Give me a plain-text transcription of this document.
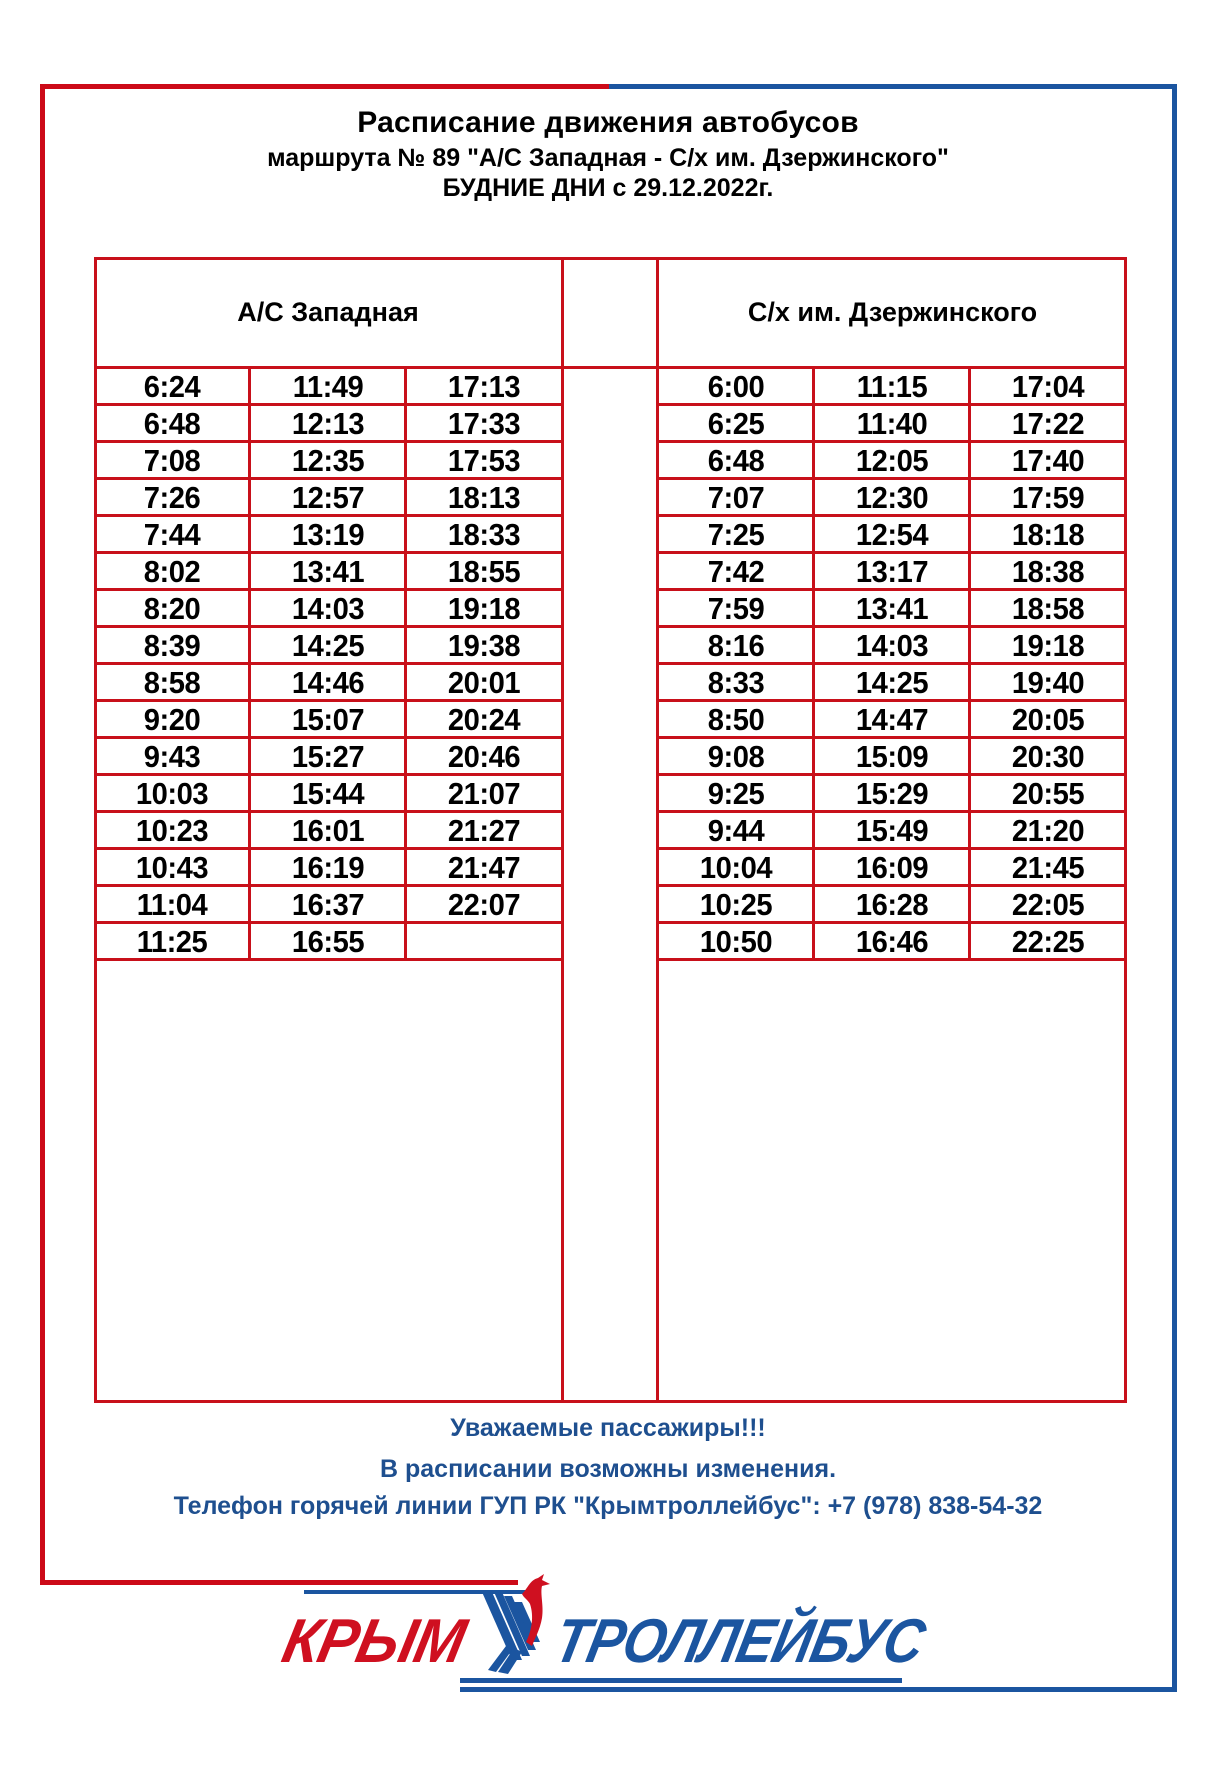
Расписание движения автобусов
маршрута № 89 "А/С Западная - С/х им. Дзержинского"
БУДНИЕ ДНИ с 29.12.2022г.
А/С Западная	С/х им. Дзержинского
6:24
6:48
7:08
7:26
7:44
8:02
8:20
8:39
8:58
9:20
9:43
10:03
10:23
10:43
11:04
11:25
11:49
12:13
12:35
12:57
13:19
13:41
14:03
14:25
14:46
15:07
15:27
15:44
16:01
16:19
16:37
16:55
17:13
17:33
17:53
18:13
18:33
18:55
19:18
19:38
20:01
20:24
20:46
21:07
21:27
21:47
22:07
6:00
6:25
6:48
7:07
7:25
7:42
7:59
8:16
8:33
8:50
9:08
9:25
9:44
10:04
10:25
10:50
11:15
11:40
12:05
12:30
12:54
13:17
13:41
14:03
14:25
14:47
15:09
15:29
15:49
16:09
16:28
16:46
17:04
17:22
17:40
17:59
18:18
18:38
18:58
19:18
19:40
20:05
20:30
20:55
21:20
21:45
22:05
22:25
Уважаемые пассажиры!!!
В расписании возможны изменения.
Телефон горячей линии ГУП РК "Крымтроллейбус": +7 (978) 838-54-32
КРЫМ ТРОЛЛЕЙБУС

◆ **Task to carry out**
Omitting all images, print the listing exactly.

◆ **Output**
Give me a plain-text transcription of this document.
Расписание движения автобусов
маршрута № 89 "А/С Западная - С/х им. Дзержинского"
БУДНИЕ ДНИ с 29.12.2022г.
А/С Западная	С/х им. Дзержинского
6:24
6:48
7:08
7:26
7:44
8:02
8:20
8:39
8:58
9:20
9:43
10:03
10:23
10:43
11:04
11:25
11:49
12:13
12:35
12:57
13:19
13:41
14:03
14:25
14:46
15:07
15:27
15:44
16:01
16:19
16:37
16:55
17:13
17:33
17:53
18:13
18:33
18:55
19:18
19:38
20:01
20:24
20:46
21:07
21:27
21:47
22:07
6:00
6:25
6:48
7:07
7:25
7:42
7:59
8:16
8:33
8:50
9:08
9:25
9:44
10:04
10:25
10:50
11:15
11:40
12:05
12:30
12:54
13:17
13:41
14:03
14:25
14:47
15:09
15:29
15:49
16:09
16:28
16:46
17:04
17:22
17:40
17:59
18:18
18:38
18:58
19:18
19:40
20:05
20:30
20:55
21:20
21:45
22:05
22:25
Уважаемые пассажиры!!!
В расписании возможны изменения.
Телефон горячей линии ГУП РК "Крымтроллейбус": +7 (978) 838-54-32
КРЫМ ТРОЛЛЕЙБУС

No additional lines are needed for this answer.